Determine how many lines contain the string "voltage" and reply with that number alone.

─── Exercise material ───

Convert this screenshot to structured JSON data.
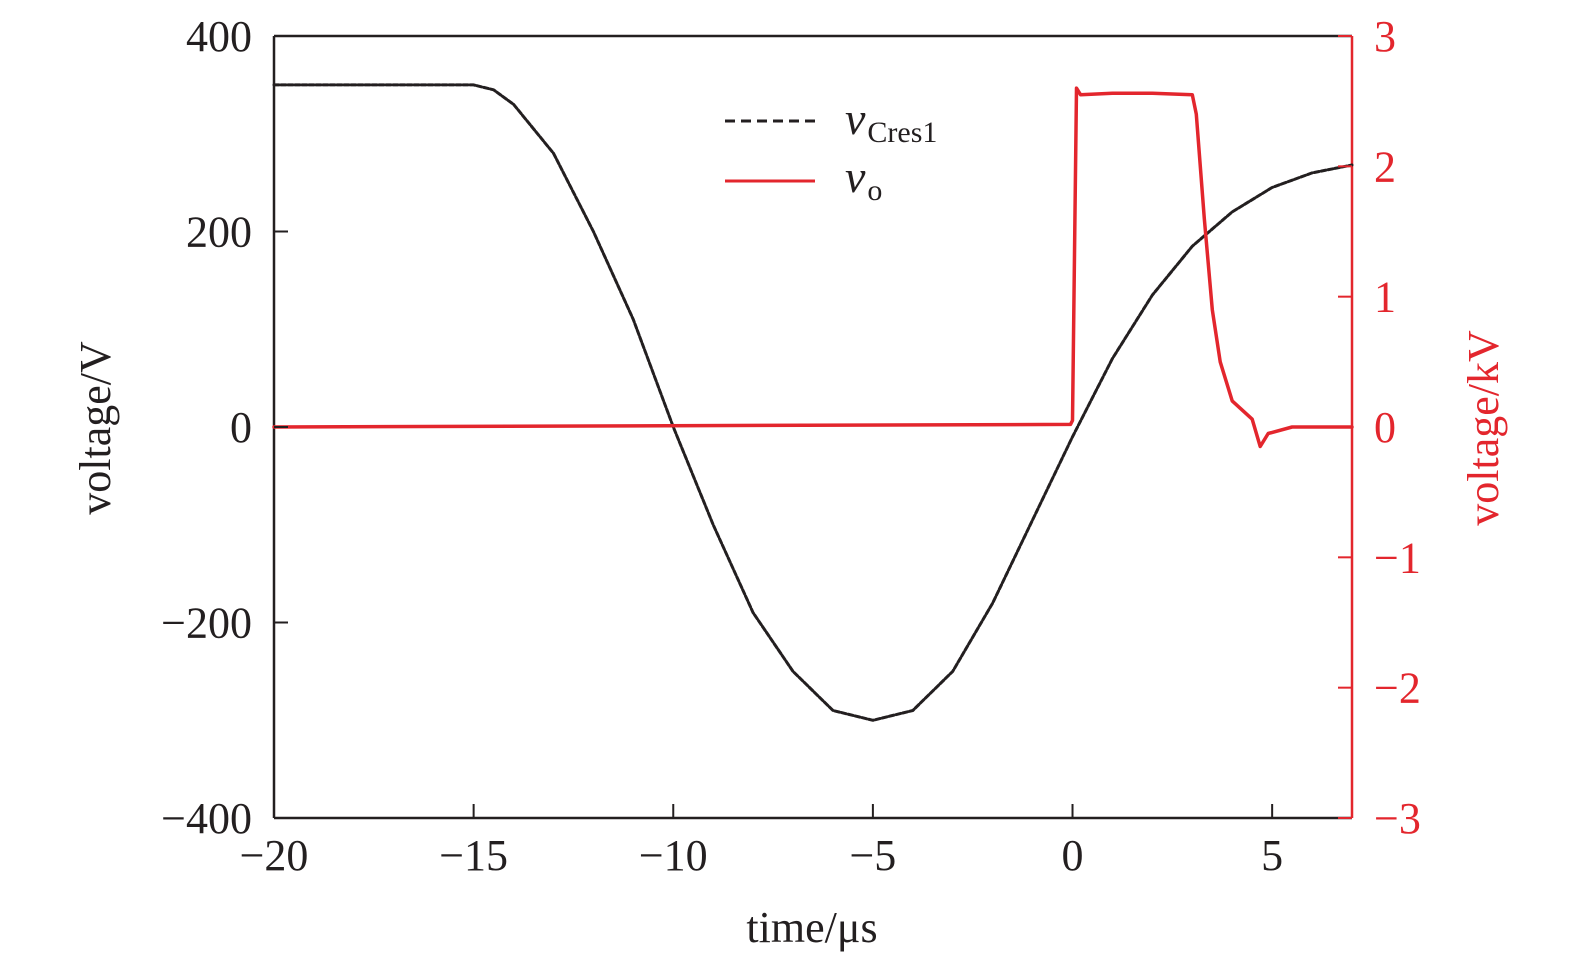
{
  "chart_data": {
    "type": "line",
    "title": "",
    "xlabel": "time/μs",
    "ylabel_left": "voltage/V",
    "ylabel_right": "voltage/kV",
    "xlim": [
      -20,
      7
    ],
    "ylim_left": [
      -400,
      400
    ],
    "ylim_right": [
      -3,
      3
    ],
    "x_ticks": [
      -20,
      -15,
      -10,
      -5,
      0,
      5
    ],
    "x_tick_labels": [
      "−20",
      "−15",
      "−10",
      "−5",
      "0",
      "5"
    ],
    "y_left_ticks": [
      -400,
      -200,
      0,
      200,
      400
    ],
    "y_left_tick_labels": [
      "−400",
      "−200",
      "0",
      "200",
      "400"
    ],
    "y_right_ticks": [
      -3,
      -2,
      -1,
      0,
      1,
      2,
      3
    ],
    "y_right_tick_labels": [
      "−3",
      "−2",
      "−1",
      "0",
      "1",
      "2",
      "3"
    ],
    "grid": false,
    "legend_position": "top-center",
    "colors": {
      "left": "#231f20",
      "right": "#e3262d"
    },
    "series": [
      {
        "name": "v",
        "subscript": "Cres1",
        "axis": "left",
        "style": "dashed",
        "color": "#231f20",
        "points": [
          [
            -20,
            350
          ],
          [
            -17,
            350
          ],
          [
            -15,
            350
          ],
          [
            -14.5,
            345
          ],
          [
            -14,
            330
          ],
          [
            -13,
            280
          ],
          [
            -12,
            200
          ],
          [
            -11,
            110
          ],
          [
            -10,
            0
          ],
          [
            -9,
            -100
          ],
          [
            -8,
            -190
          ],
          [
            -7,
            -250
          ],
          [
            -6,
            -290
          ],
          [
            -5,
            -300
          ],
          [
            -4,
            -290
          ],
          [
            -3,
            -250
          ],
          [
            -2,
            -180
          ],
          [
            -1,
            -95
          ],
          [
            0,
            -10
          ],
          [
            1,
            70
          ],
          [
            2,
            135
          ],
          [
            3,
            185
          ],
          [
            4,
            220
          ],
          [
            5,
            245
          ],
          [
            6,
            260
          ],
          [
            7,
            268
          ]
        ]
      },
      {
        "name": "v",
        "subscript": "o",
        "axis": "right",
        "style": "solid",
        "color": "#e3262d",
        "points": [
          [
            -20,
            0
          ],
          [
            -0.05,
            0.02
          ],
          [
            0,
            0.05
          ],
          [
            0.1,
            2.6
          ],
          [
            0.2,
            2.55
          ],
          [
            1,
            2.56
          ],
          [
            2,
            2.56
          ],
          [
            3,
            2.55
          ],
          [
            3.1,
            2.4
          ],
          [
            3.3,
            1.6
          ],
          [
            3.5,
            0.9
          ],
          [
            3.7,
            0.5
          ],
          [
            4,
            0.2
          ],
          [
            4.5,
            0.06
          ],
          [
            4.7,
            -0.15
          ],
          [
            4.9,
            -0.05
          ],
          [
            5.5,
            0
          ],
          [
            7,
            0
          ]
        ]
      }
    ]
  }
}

───
─── Exercise material ───

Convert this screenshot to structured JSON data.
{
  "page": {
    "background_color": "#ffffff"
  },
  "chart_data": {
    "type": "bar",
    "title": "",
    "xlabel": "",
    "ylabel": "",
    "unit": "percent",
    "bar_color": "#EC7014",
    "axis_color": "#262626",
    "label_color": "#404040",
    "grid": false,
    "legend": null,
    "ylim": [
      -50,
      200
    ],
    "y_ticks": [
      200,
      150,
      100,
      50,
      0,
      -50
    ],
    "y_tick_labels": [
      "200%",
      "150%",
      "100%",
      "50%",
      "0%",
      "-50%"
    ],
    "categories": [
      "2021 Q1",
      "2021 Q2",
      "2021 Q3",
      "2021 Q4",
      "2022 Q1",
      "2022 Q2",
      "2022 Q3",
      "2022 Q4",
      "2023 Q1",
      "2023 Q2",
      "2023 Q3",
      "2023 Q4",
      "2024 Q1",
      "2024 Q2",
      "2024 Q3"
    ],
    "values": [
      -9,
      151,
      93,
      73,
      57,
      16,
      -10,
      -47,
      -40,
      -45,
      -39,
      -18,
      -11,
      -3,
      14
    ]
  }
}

───

## Result below
2